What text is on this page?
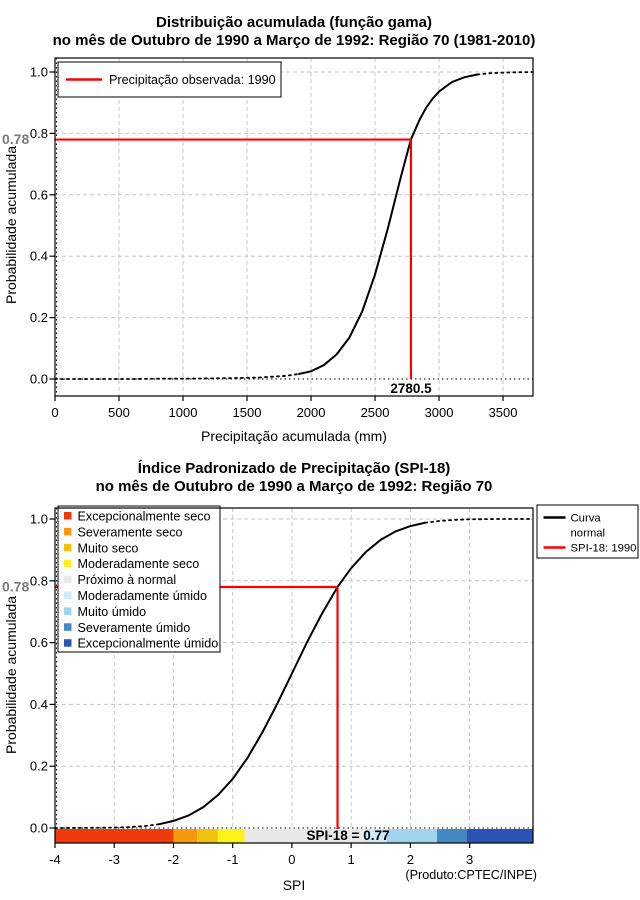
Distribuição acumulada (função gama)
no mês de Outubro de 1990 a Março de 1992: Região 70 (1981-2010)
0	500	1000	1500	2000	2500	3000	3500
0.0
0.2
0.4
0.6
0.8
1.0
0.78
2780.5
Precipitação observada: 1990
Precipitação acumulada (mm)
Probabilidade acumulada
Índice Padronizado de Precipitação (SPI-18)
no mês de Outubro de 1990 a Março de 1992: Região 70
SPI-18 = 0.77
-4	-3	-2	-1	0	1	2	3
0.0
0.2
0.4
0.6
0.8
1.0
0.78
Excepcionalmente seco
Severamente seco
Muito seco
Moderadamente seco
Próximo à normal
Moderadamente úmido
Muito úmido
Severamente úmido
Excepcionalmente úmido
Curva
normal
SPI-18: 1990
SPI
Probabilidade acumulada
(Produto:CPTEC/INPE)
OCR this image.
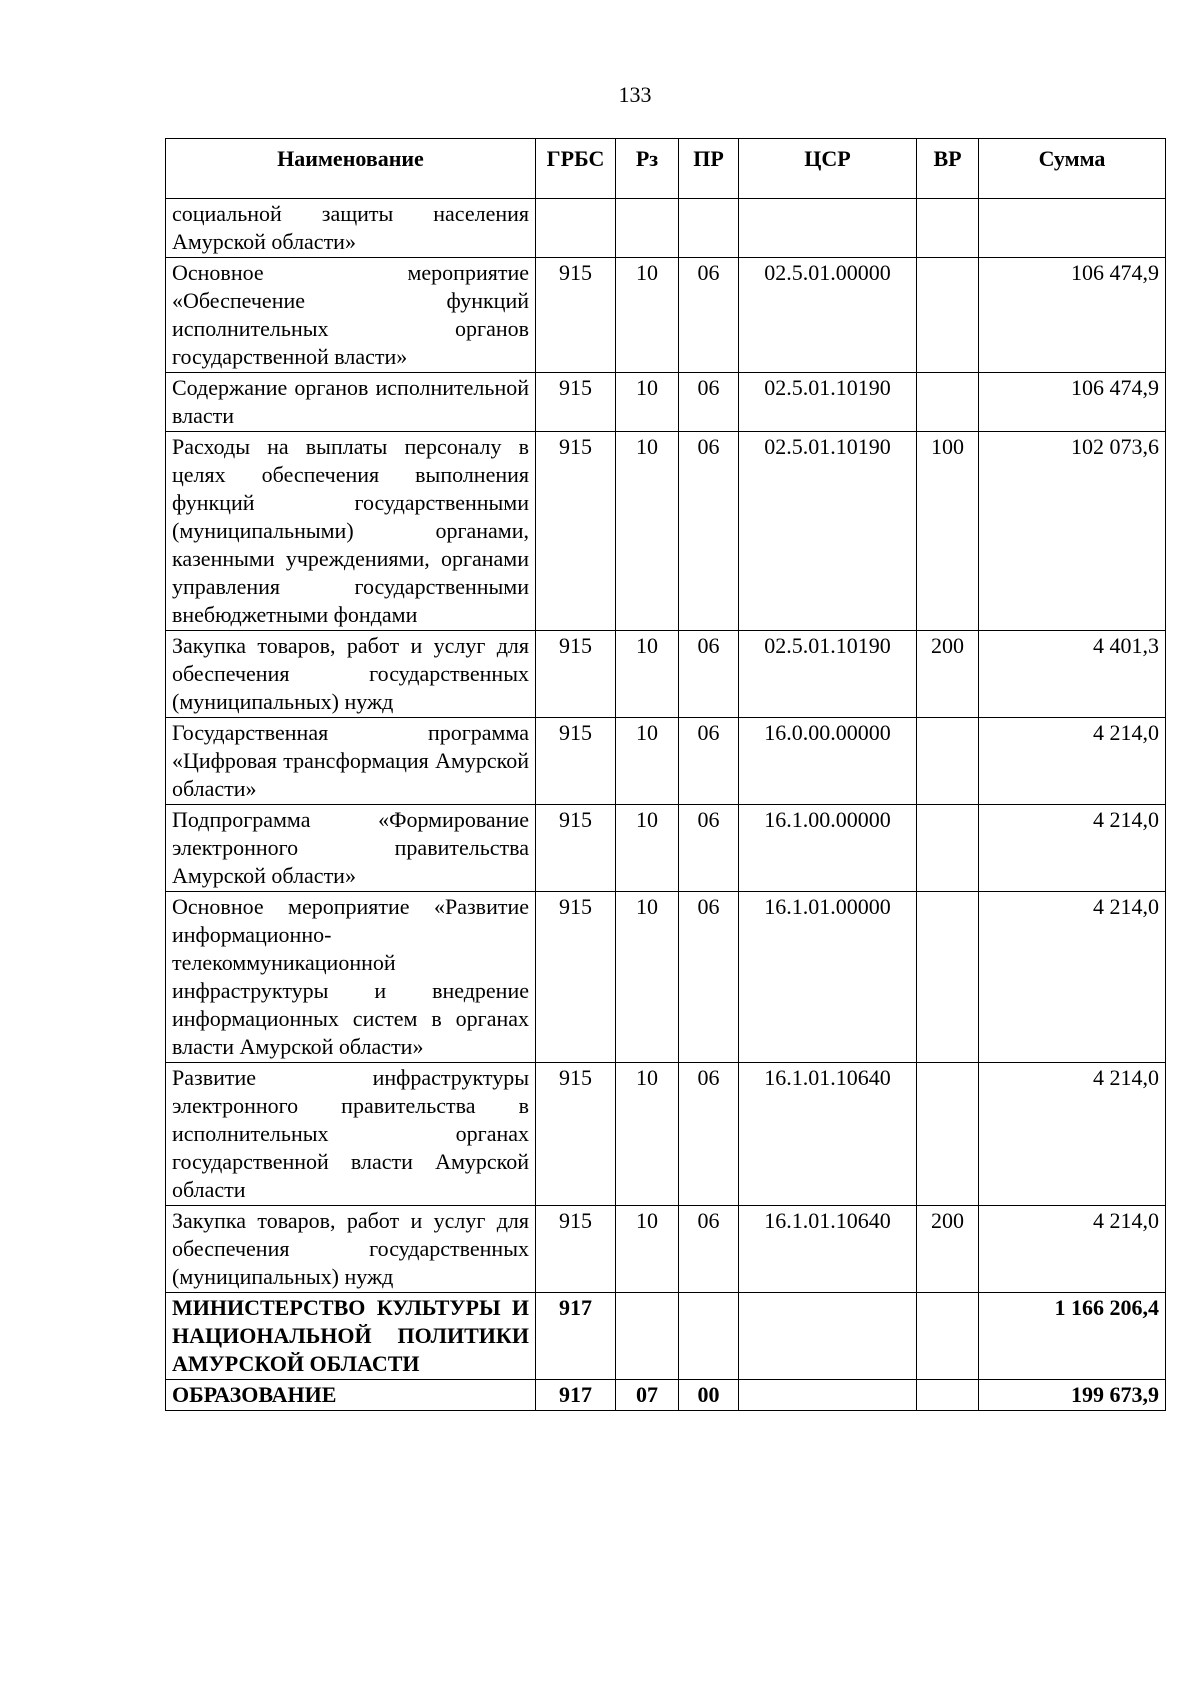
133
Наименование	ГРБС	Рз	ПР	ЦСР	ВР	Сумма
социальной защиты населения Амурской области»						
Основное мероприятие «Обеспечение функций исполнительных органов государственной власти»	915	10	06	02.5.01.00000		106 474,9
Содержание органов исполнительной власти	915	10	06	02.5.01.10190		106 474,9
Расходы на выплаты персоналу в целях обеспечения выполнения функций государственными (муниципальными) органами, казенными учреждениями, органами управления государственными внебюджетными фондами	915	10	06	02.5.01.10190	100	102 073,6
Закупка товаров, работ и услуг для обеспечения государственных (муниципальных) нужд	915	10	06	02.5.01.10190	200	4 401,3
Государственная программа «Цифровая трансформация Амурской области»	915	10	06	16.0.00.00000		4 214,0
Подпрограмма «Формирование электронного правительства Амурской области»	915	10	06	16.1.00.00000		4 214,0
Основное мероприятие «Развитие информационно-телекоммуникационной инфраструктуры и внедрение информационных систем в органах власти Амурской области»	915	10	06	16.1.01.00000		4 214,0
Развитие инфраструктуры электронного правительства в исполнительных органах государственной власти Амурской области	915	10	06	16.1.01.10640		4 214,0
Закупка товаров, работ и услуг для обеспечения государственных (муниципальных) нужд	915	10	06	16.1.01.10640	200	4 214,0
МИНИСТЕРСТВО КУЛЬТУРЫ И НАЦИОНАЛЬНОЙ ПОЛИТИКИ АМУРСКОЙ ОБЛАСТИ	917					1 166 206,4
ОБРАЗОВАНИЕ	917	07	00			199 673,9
****************************************
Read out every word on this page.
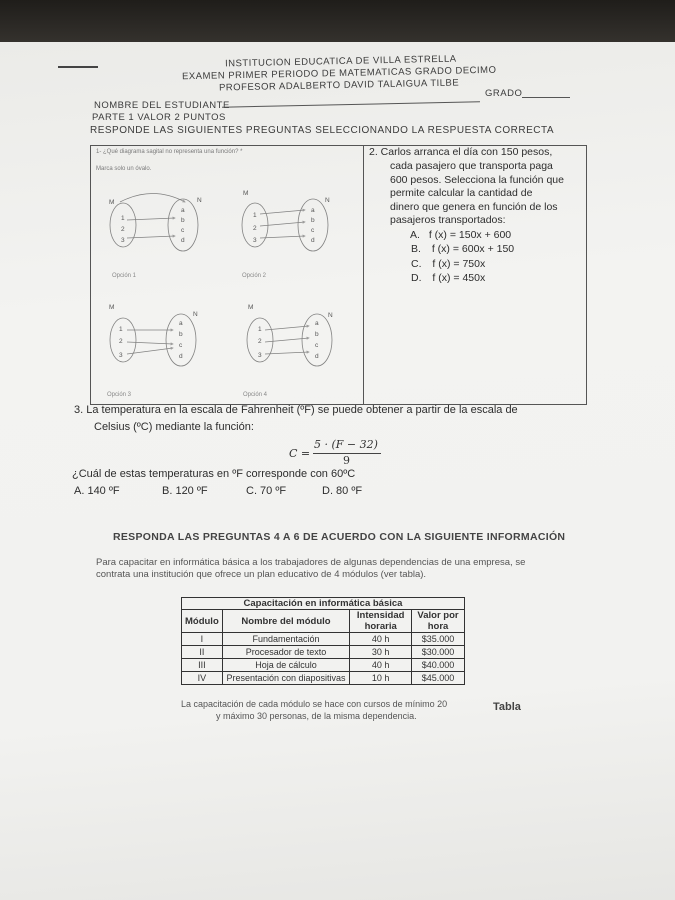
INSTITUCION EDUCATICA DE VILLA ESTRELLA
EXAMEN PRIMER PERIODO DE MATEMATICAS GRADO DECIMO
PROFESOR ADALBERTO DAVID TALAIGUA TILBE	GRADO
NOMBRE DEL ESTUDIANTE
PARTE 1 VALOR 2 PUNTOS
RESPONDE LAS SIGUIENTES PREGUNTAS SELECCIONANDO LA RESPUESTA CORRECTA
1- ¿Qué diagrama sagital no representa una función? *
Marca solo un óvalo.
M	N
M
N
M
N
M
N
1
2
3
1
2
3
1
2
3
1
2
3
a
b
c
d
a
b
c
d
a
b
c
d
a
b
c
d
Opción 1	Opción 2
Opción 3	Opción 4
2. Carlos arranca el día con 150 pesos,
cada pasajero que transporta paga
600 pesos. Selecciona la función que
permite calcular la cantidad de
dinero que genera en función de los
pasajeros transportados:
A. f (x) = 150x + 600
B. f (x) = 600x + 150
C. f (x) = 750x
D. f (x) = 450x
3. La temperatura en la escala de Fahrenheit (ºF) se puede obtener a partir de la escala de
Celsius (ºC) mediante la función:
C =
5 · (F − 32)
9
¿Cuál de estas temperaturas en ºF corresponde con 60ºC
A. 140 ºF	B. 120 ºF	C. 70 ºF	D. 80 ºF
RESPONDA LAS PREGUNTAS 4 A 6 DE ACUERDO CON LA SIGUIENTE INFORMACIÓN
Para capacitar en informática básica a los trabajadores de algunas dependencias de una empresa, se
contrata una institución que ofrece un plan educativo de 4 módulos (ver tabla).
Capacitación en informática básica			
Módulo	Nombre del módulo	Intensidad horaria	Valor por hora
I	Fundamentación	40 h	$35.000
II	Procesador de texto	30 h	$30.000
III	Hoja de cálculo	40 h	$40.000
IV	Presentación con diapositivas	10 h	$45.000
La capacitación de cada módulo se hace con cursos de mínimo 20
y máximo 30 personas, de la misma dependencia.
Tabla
****************************************
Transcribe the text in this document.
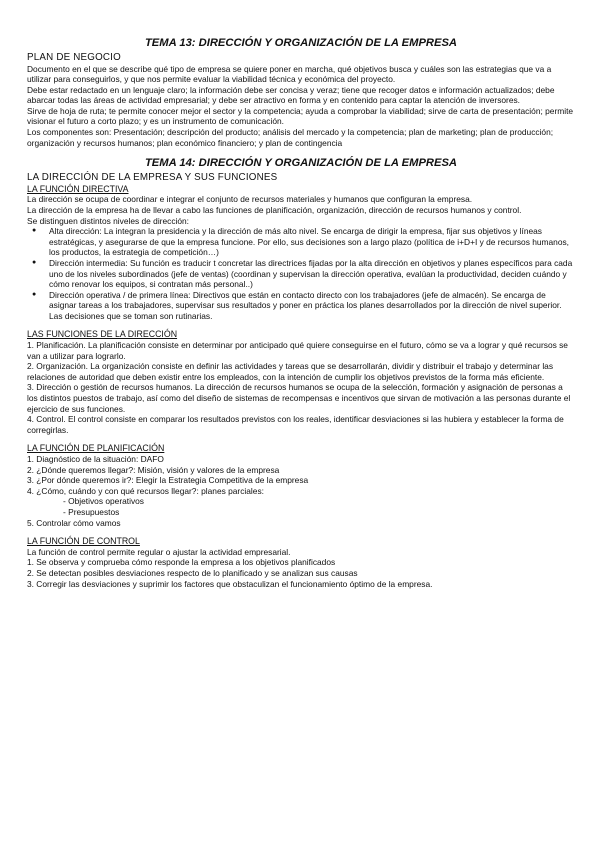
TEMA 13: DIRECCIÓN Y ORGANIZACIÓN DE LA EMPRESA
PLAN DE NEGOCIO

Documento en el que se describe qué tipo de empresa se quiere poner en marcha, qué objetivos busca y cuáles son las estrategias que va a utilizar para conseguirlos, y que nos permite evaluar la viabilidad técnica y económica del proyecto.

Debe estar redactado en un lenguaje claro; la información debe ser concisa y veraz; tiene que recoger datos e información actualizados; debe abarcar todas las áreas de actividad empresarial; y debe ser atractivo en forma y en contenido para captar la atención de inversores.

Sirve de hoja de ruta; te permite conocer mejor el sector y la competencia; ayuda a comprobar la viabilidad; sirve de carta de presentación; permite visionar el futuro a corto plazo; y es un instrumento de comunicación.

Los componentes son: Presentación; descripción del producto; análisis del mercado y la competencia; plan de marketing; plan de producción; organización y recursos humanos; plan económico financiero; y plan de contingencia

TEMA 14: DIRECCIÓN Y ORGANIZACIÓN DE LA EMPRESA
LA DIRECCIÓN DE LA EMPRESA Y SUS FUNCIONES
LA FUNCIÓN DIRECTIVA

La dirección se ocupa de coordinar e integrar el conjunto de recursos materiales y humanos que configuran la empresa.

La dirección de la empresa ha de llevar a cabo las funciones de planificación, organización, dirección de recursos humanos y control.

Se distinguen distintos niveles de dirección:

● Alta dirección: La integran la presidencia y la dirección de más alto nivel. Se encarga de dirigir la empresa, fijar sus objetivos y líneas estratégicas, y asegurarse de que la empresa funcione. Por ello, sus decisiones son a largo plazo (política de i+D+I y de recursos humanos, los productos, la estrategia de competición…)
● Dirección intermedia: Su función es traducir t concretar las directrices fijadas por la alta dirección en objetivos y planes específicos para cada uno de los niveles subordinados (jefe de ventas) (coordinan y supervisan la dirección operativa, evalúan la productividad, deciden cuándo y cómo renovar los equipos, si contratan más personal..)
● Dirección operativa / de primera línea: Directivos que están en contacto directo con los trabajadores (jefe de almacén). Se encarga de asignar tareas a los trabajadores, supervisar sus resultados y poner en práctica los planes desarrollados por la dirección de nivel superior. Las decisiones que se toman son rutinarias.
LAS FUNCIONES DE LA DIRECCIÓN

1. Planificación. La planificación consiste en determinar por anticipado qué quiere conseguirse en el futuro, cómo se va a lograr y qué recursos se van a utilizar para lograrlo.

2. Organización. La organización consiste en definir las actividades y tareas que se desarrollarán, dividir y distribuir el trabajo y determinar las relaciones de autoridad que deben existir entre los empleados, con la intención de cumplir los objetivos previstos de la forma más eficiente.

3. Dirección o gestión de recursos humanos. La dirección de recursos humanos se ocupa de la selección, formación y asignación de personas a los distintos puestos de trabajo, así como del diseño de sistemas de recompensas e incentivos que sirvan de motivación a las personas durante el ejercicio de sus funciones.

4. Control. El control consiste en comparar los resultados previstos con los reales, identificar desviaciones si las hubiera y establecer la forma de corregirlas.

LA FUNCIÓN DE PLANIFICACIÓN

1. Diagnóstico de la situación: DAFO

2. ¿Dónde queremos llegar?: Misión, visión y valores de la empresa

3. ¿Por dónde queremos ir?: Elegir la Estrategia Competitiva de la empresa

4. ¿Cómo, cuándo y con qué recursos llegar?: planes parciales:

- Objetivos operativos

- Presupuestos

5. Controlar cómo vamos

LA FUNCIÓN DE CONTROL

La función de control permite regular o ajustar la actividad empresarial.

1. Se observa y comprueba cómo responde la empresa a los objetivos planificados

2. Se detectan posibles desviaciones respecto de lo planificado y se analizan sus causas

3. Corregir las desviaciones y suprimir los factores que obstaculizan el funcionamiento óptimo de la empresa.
****************************************
Goal:
Determine how many lines of the data contain the word "utilizar", and reply with that number only.

Final answer:
2